Top of Excerpt

It’s the sort of thing I’d whip up in a hurry for dinner, or a light lunch. Chances of you having most if not all the ingredients in the house is quite high so it’s a sort if no sweat recipe. It’s also the kind of recipe in which you don’t have to adda certain amount of this or that. It’s all based on your own taste buds, so taste and adjust the flavouring based on what you like.
For the pasta:
- Any short pasta, I used penne
- Shrimp, deveined
- Olive oil
- Parmesan cheese, grated, plus some to garnish
- Garlic, minced
- Brown sugar
- Soy sauce
- Red pepper flakes
In a small zip-lock bag, add the prawns and other flavouring except the pasta (obviously). Also add a generous amount of the olive oil so that the marinade coats the prawn well. The prawns I used had already been marinated in salt, red chilli powder and turmeric powder. If yours aren’t it wont affect the flavour too much so don’t worry.

Bottom of Excerpt

◆ What is expected ◆
Could you resume the shrimp pasta recipe right after its last sentence and carry it on from the marinating step?

Top of Listed entries

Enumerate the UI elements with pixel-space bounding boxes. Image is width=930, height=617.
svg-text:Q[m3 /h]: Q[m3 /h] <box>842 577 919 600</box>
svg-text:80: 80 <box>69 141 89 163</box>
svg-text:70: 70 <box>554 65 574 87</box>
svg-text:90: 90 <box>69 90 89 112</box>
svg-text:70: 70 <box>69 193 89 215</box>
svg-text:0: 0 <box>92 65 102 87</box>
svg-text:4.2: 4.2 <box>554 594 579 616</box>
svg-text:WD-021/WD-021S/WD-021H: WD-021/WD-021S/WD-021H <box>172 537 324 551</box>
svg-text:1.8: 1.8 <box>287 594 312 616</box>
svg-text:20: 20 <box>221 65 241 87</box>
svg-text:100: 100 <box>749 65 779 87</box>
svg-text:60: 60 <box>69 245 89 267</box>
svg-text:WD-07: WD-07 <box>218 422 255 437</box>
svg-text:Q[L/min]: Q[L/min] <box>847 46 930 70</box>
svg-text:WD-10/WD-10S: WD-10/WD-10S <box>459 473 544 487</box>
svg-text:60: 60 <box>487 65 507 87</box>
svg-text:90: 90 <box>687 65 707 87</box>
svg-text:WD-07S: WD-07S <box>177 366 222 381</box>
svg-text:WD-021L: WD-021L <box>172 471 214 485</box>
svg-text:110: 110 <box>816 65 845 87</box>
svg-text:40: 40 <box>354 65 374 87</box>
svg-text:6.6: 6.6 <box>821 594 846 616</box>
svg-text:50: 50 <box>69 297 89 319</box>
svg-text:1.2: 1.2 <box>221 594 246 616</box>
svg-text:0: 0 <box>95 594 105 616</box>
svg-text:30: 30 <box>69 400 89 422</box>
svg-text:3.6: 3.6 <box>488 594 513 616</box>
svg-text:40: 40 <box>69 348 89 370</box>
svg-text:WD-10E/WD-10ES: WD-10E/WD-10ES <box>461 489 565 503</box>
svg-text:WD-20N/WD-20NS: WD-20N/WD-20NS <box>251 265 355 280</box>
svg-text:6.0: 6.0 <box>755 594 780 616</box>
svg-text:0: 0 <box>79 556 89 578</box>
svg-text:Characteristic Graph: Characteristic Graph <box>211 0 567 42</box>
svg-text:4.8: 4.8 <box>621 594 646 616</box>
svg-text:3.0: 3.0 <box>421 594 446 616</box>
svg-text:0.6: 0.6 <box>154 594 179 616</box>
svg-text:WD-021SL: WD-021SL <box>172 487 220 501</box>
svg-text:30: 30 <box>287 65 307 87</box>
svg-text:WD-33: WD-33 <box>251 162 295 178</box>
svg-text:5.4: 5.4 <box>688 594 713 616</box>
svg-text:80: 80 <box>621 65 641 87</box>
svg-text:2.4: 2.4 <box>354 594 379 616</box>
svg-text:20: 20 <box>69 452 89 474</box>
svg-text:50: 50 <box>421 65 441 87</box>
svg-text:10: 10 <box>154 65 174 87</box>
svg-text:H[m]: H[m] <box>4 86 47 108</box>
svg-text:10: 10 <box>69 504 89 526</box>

Bottom of Listed entries

◆ Response area ◆
Let the prawns marinade from 30 minutes to 2 hours.
Once marinated, put a pot of water to boil and cook your pasta according to the instructions on the packet.
Drain out the pasta and leave it in the colander. In the same pot add the contents of the zip-lock. There is no need to add any additional oil since there is the oil of the marinade.
When the shrimp is pink, add in the pasta and toss it around so that the pasta adopts the flavour.
Serve and garnish with a whole load of parmesan on top.